Goal: Copy every record below exactly as written, but leave out the pictures.

>>>>

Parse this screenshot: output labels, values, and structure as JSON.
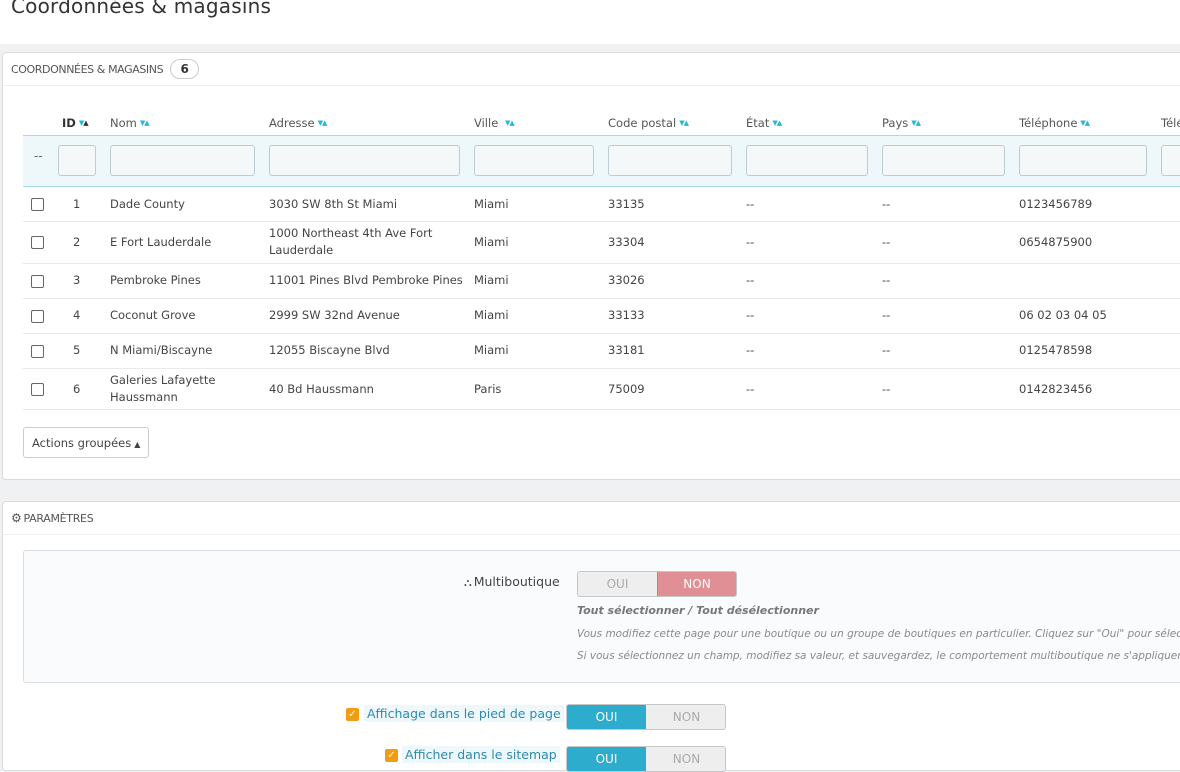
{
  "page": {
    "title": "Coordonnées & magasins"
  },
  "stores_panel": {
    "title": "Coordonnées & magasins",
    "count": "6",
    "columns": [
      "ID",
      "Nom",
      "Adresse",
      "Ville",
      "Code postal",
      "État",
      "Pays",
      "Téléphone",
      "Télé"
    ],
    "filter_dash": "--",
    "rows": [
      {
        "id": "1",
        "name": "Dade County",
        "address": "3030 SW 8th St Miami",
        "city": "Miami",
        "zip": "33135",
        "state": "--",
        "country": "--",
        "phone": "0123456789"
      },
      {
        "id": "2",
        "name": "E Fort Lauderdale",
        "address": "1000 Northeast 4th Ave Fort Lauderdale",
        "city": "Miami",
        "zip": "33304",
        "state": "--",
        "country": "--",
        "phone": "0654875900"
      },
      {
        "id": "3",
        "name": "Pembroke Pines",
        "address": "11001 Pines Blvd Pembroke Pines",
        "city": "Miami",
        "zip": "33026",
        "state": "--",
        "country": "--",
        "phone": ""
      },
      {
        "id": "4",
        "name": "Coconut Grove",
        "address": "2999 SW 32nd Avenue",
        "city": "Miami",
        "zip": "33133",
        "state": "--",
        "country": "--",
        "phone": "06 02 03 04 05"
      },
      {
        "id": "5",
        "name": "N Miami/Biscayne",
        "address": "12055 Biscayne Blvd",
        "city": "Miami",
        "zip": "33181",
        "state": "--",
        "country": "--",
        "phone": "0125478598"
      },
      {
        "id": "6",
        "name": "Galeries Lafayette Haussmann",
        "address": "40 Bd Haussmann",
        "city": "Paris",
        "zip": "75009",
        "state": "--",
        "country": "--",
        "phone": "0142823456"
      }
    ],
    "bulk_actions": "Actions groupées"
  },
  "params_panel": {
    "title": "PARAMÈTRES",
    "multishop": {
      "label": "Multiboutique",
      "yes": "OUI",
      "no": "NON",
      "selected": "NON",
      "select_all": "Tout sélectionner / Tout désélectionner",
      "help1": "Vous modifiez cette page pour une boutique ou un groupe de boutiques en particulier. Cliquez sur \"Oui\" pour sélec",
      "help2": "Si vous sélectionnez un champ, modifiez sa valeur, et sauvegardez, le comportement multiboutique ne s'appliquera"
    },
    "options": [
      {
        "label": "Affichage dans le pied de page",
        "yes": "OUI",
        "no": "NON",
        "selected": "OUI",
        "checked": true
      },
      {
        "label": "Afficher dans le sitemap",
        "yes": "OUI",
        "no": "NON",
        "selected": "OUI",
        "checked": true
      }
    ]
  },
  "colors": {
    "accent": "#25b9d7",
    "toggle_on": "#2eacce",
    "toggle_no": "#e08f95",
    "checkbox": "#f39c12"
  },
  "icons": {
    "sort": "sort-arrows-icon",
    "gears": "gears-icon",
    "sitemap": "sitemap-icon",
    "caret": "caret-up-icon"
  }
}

<<<<

Response below:
Parse this screenshot: output labels, values, and structure as JSON.
{
  "page": {
    "title": "Coordonnées & magasins"
  },
  "stores_panel": {
    "title": "Coordonnées & magasins",
    "count": "6",
    "columns": [
      "ID",
      "Nom",
      "Adresse",
      "Ville",
      "Code postal",
      "État",
      "Pays",
      "Téléphone",
      "Télé"
    ],
    "filter_dash": "--",
    "rows": [
      {
        "id": "1",
        "name": "Dade County",
        "address": "3030 SW 8th St Miami",
        "city": "Miami",
        "zip": "33135",
        "state": "--",
        "country": "--",
        "phone": "0123456789"
      },
      {
        "id": "2",
        "name": "E Fort Lauderdale",
        "address": "1000 Northeast 4th Ave Fort Lauderdale",
        "city": "Miami",
        "zip": "33304",
        "state": "--",
        "country": "--",
        "phone": "0654875900"
      },
      {
        "id": "3",
        "name": "Pembroke Pines",
        "address": "11001 Pines Blvd Pembroke Pines",
        "city": "Miami",
        "zip": "33026",
        "state": "--",
        "country": "--",
        "phone": ""
      },
      {
        "id": "4",
        "name": "Coconut Grove",
        "address": "2999 SW 32nd Avenue",
        "city": "Miami",
        "zip": "33133",
        "state": "--",
        "country": "--",
        "phone": "06 02 03 04 05"
      },
      {
        "id": "5",
        "name": "N Miami/Biscayne",
        "address": "12055 Biscayne Blvd",
        "city": "Miami",
        "zip": "33181",
        "state": "--",
        "country": "--",
        "phone": "0125478598"
      },
      {
        "id": "6",
        "name": "Galeries Lafayette Haussmann",
        "address": "40 Bd Haussmann",
        "city": "Paris",
        "zip": "75009",
        "state": "--",
        "country": "--",
        "phone": "0142823456"
      }
    ],
    "bulk_actions": "Actions groupées"
  },
  "params_panel": {
    "title": "PARAMÈTRES",
    "multishop": {
      "label": "Multiboutique",
      "yes": "OUI",
      "no": "NON",
      "selected": "NON",
      "select_all": "Tout sélectionner / Tout désélectionner",
      "help1": "Vous modifiez cette page pour une boutique ou un groupe de boutiques en particulier. Cliquez sur \"Oui\" pour sélec",
      "help2": "Si vous sélectionnez un champ, modifiez sa valeur, et sauvegardez, le comportement multiboutique ne s'appliquera"
    },
    "options": [
      {
        "label": "Affichage dans le pied de page",
        "yes": "OUI",
        "no": "NON",
        "selected": "OUI",
        "checked": true
      },
      {
        "label": "Afficher dans le sitemap",
        "yes": "OUI",
        "no": "NON",
        "selected": "OUI",
        "checked": true
      }
    ]
  },
  "colors": {
    "accent": "#25b9d7",
    "toggle_on": "#2eacce",
    "toggle_no": "#e08f95",
    "checkbox": "#f39c12"
  },
  "icons": {
    "sort": "sort-arrows-icon",
    "gears": "gears-icon",
    "sitemap": "sitemap-icon",
    "caret": "caret-up-icon"
  }
}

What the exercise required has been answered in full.